━━━ Input material
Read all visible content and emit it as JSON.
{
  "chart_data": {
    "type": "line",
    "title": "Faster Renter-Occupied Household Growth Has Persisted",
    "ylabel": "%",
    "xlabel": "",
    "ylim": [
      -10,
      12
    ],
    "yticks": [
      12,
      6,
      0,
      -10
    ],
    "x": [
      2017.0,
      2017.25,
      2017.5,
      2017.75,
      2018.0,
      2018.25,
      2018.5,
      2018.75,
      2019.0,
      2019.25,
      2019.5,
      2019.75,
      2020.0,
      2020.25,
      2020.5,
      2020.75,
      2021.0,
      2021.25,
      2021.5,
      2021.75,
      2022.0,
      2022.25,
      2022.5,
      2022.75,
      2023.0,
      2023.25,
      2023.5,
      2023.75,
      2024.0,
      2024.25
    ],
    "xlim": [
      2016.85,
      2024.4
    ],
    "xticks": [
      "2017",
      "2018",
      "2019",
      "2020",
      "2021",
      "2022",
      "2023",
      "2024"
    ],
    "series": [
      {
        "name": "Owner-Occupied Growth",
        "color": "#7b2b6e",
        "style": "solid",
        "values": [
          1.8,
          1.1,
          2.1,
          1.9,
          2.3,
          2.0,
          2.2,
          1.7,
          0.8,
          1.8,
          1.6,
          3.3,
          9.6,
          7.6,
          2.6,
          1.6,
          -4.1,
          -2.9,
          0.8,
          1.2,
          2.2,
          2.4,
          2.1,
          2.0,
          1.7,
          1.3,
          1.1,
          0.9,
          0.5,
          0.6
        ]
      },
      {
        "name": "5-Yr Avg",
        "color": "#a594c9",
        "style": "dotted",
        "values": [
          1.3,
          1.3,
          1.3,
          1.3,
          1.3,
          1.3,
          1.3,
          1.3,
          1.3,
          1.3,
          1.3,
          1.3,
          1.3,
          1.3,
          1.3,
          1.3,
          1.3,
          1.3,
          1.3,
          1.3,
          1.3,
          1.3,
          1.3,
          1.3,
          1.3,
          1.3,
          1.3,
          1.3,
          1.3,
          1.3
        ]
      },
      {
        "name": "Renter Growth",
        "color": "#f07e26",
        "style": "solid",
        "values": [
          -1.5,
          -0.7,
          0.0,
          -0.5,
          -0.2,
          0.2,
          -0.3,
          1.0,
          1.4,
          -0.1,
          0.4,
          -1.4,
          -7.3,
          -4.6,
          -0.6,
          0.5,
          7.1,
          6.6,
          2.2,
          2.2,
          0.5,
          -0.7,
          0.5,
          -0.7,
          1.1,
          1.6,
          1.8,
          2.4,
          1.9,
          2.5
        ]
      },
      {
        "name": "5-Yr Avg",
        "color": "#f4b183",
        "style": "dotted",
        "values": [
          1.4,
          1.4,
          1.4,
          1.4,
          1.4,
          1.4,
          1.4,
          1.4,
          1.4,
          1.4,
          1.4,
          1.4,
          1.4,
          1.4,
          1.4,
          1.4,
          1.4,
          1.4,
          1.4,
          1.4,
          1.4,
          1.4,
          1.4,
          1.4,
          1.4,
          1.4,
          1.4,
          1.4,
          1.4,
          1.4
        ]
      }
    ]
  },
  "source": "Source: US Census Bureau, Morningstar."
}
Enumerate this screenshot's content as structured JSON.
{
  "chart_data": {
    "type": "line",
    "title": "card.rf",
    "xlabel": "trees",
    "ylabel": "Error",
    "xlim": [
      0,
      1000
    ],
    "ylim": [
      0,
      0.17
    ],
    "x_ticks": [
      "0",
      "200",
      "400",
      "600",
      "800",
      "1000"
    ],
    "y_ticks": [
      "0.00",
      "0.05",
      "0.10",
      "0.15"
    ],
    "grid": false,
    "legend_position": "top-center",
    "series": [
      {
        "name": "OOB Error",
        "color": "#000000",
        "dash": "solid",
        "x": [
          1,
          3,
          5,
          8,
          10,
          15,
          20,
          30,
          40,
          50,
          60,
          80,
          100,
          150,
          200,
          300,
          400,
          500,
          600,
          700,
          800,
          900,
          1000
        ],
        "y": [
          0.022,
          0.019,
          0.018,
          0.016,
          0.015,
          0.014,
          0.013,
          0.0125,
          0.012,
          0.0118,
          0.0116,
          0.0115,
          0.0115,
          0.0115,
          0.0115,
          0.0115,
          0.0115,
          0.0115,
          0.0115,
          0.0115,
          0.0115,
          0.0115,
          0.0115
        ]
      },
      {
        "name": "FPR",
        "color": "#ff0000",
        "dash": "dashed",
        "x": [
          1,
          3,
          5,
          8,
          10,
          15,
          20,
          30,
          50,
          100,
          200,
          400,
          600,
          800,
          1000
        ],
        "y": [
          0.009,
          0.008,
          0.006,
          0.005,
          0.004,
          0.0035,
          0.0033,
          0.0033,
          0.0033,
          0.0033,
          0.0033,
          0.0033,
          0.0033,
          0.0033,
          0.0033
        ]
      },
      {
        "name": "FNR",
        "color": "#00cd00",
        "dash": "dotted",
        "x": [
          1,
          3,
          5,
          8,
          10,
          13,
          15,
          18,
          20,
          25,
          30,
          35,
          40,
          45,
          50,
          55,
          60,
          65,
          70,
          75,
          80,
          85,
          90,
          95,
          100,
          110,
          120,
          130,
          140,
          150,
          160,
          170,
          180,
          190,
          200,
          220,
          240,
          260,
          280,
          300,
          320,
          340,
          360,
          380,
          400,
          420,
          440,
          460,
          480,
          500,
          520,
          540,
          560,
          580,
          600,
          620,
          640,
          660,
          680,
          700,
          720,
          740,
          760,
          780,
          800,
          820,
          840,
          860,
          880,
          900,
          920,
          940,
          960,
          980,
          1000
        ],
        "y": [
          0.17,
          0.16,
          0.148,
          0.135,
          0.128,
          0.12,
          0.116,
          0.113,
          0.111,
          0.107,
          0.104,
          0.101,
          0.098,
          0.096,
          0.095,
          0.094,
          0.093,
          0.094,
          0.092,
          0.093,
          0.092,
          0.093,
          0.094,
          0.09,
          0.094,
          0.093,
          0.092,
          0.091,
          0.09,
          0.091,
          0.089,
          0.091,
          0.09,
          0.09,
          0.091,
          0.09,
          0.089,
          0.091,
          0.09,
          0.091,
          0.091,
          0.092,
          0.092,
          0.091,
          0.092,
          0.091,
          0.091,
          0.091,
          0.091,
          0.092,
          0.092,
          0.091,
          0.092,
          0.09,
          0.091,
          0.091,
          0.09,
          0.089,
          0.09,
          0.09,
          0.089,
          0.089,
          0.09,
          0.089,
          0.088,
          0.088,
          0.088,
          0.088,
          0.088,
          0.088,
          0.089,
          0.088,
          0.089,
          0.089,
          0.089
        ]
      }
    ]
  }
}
━━━━━━
Given instruction: Make a list of all lines in the data that contain "Occupied".

Result of the task:
    "title": "Faster Renter-Occupied Household Growth Has Persisted",
        "name": "Owner-Occupied Growth",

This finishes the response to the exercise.